### REQUIREMENTS
In the entries below, identify every line with the string "aëris" and copy it.

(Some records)
___

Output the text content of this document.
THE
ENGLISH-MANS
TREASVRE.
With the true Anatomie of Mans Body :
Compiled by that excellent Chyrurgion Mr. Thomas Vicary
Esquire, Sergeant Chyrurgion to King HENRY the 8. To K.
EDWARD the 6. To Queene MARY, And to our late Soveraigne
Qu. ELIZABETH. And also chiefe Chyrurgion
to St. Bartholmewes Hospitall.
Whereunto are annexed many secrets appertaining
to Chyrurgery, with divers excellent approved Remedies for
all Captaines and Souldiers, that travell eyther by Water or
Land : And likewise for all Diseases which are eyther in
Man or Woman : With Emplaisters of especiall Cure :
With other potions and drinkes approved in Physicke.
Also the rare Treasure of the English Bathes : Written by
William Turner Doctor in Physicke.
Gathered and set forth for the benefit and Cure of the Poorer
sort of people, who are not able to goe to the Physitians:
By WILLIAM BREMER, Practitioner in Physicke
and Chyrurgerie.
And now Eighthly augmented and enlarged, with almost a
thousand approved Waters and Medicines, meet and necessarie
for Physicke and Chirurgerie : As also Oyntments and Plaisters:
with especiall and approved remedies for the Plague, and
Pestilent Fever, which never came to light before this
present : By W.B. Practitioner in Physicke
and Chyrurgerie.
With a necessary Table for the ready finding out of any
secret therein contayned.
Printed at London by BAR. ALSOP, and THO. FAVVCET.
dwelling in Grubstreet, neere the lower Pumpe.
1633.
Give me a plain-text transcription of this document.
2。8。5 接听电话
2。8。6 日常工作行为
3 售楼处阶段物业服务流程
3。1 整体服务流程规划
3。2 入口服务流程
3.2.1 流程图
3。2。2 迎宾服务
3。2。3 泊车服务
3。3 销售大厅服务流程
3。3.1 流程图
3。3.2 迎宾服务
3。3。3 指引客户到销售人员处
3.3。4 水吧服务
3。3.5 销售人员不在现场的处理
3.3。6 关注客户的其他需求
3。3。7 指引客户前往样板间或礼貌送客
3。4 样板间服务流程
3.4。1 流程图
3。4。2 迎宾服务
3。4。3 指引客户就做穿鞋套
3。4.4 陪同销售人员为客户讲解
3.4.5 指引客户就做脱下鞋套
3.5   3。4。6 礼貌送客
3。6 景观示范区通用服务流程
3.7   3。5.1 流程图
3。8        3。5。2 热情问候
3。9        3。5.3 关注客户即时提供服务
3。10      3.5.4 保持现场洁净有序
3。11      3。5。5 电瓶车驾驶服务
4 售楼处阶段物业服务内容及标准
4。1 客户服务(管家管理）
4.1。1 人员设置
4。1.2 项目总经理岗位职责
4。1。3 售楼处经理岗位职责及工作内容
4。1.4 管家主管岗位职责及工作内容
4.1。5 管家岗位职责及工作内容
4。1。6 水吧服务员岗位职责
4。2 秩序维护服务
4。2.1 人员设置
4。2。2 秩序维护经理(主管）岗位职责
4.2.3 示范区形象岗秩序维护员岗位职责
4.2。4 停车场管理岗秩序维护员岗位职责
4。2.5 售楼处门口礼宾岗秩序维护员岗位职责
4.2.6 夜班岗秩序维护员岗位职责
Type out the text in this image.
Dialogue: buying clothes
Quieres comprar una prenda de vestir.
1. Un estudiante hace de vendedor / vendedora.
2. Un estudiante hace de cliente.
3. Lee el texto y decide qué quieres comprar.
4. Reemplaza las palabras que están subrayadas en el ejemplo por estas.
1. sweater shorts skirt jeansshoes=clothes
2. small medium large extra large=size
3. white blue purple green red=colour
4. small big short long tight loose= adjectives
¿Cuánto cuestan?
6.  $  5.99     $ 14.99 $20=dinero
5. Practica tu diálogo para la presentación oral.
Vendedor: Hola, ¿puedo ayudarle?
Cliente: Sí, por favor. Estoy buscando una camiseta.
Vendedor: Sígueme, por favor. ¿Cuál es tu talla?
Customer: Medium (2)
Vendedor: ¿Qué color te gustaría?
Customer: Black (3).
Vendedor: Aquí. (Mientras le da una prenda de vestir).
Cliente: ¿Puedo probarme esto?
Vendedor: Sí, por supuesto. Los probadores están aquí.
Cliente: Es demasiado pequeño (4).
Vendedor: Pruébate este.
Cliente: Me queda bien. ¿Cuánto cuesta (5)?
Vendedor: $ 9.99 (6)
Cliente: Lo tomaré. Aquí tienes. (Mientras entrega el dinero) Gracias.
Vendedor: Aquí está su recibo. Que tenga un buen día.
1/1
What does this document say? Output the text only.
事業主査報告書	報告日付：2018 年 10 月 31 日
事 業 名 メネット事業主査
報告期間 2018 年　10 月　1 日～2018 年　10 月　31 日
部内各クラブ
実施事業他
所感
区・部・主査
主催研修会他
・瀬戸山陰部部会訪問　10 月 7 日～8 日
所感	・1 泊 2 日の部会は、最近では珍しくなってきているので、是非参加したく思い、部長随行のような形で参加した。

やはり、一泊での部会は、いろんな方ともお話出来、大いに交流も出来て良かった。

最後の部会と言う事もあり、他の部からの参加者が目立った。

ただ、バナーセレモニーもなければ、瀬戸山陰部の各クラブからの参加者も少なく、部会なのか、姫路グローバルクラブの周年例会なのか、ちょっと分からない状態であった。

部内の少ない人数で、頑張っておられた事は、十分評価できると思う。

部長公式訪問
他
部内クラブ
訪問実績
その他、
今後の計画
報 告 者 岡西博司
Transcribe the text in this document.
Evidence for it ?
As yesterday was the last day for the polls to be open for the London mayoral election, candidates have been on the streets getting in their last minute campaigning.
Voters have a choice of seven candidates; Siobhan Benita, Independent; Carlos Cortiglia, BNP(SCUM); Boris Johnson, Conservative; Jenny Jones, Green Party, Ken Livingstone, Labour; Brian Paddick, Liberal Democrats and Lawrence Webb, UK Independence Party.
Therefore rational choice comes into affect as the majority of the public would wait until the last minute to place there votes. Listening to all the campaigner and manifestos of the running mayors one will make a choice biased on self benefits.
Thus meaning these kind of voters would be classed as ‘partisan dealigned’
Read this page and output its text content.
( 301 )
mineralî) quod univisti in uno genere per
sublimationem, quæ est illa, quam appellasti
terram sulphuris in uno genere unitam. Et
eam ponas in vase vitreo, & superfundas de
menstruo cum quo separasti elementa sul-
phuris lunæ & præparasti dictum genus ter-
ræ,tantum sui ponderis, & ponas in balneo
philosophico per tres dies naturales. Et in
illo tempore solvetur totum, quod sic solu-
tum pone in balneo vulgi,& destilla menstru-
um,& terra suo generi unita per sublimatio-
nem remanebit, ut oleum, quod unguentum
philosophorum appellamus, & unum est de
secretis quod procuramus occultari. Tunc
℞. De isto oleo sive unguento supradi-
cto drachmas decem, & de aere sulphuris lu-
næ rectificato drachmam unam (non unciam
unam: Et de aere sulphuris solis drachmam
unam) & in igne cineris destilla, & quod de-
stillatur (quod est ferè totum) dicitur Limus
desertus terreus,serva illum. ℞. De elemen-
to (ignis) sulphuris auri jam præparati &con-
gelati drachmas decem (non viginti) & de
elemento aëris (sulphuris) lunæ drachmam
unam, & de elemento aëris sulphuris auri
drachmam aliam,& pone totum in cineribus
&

___

### RESULT BELOW
elemento aëris (sulphuris) lunæ drachmam
unam, & de elemento aëris sulphuris auri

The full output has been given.